### Exercise instructions
Review the material line by line. Identify and copy every line that contains the string "name".

### Supplied data

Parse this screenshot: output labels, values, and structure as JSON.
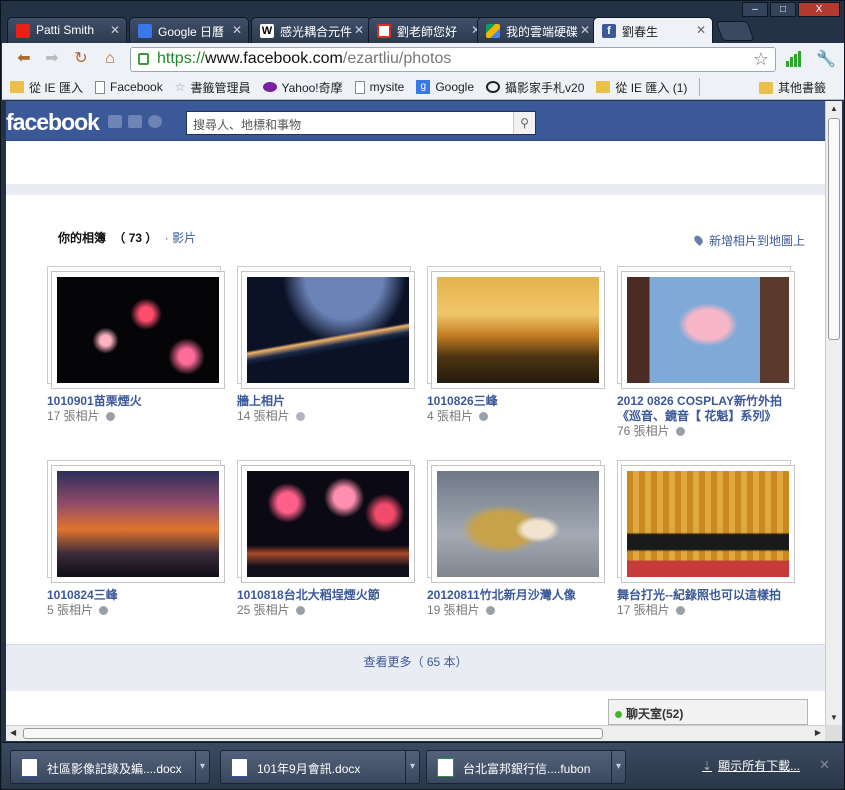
{
  "window": {
    "controls": [
      "–",
      "□",
      "X"
    ]
  },
  "tabs": [
    {
      "label": "Patti Smith",
      "icon": "youtube-icon",
      "color": "#e62117"
    },
    {
      "label": "Google 日曆",
      "icon": "calendar-icon",
      "color": "#3b78e7"
    },
    {
      "label": "感光耦合元件",
      "icon": "wikipedia-icon",
      "color": "#ffffff"
    },
    {
      "label": "劉老師您好",
      "icon": "gmail-icon",
      "color": "#d93025"
    },
    {
      "label": "我的雲端硬碟",
      "icon": "drive-icon",
      "color": "#f4b400"
    },
    {
      "label": "劉春生",
      "icon": "facebook-icon",
      "color": "#3b5998",
      "active": true
    }
  ],
  "omnibox": {
    "scheme": "https://",
    "host": "www.facebook.com",
    "path": "/ezartliu/photos"
  },
  "bookmarks": [
    {
      "label": "從 IE 匯入",
      "icon": "folder"
    },
    {
      "label": "Facebook",
      "icon": "page"
    },
    {
      "label": "書籤管理員",
      "icon": "star"
    },
    {
      "label": "Yahoo!奇摩",
      "icon": "yahoo"
    },
    {
      "label": "mysite",
      "icon": "page"
    },
    {
      "label": "Google",
      "icon": "goog"
    },
    {
      "label": "攝影家手札v20",
      "icon": "cam"
    },
    {
      "label": "從 IE 匯入 (1)",
      "icon": "folder"
    }
  ],
  "bookmarks_more": "其他書籤",
  "facebook": {
    "logo": "facebook",
    "search_placeholder": "搜尋人、地標和事物",
    "albums_title": "你的相簿",
    "albums_count": "（ 73 ）",
    "videos_link": "· 影片",
    "add_to_map": "新增相片到地圖上",
    "albums": [
      {
        "title": "1010901苗栗煙火",
        "count": "17 張相片",
        "privacy": "globe"
      },
      {
        "title": "牆上相片",
        "count": "14 張相片",
        "privacy": "gear"
      },
      {
        "title": "1010826三峰",
        "count": "4 張相片",
        "privacy": "globe"
      },
      {
        "title": "2012 0826 COSPLAY新竹外拍《巡音、鏡音【 花魁】系列》",
        "count": "76 張相片",
        "privacy": "globe"
      },
      {
        "title": "1010824三峰",
        "count": "5 張相片",
        "privacy": "globe"
      },
      {
        "title": "1010818台北大稻埕煙火節",
        "count": "25 張相片",
        "privacy": "globe"
      },
      {
        "title": "20120811竹北新月沙灣人像",
        "count": "19 張相片",
        "privacy": "globe"
      },
      {
        "title": "舞台打光--紀錄照也可以這樣拍",
        "count": "17 張相片",
        "privacy": "globe"
      }
    ],
    "see_more": "查看更多（ 65 本）",
    "chat_label": "聊天室",
    "chat_count": "(52)"
  },
  "downloads": [
    {
      "name": "社區影像記錄及編....docx",
      "type": "word"
    },
    {
      "name": "101年9月會訊.docx",
      "type": "word"
    },
    {
      "name": "台北富邦銀行信....fubon",
      "type": "xls"
    }
  ],
  "show_all_downloads": "顯示所有下載...",
  "colors": {
    "facebook_blue": "#3b5998",
    "chrome_frame": "#243245",
    "secure_green": "#1d8a2a"
  }
}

### Reply
      "name": "社區影像記錄及編....docx",
      "name": "101年9月會訊.docx",
      "name": "台北富邦銀行信....fubon",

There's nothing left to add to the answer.